Data records:

◇ ◇ ◇ ◇ ◇ ◇ ◇

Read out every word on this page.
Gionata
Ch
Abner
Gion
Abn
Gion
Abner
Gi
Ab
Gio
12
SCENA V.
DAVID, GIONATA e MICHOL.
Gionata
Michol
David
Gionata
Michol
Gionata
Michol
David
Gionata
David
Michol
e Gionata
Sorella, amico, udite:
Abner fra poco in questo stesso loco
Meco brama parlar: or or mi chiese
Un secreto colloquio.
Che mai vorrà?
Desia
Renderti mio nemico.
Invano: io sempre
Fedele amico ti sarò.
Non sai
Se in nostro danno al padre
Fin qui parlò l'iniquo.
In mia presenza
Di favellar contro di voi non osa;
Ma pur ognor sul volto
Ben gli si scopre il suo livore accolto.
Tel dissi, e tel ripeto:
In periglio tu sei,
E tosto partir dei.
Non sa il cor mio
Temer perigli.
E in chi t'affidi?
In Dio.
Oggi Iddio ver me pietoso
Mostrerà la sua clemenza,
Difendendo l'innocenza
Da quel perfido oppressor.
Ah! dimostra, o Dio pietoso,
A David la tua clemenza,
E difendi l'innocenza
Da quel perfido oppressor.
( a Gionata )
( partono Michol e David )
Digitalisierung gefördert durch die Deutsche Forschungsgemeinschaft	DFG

◇ ◇ ◇ ◇ ◇ ◇ ◇

Written task: Reproduce each record exactly as it appears.

Output below:
Read out every word on this page.
Gionata
Ch
Abner
Gion
Abn
Gion
Abner
Gi
Ab
Gio
12
SCENA V.
DAVID, GIONATA e MICHOL.
Gionata
Michol
David
Gionata
Michol
Gionata
Michol
David
Gionata
David
Michol
e Gionata
Sorella, amico, udite:
Abner fra poco in questo stesso loco
Meco brama parlar: or or mi chiese
Un secreto colloquio.
Che mai vorrà?
Desia
Renderti mio nemico.
Invano: io sempre
Fedele amico ti sarò.
Non sai
Se in nostro danno al padre
Fin qui parlò l'iniquo.
In mia presenza
Di favellar contro di voi non osa;
Ma pur ognor sul volto
Ben gli si scopre il suo livore accolto.
Tel dissi, e tel ripeto:
In periglio tu sei,
E tosto partir dei.
Non sa il cor mio
Temer perigli.
E in chi t'affidi?
In Dio.
Oggi Iddio ver me pietoso
Mostrerà la sua clemenza,
Difendendo l'innocenza
Da quel perfido oppressor.
Ah! dimostra, o Dio pietoso,
A David la tua clemenza,
E difendi l'innocenza
Da quel perfido oppressor.
( a Gionata )
( partono Michol e David )
Digitalisierung gefördert durch die Deutsche Forschungsgemeinschaft	DFG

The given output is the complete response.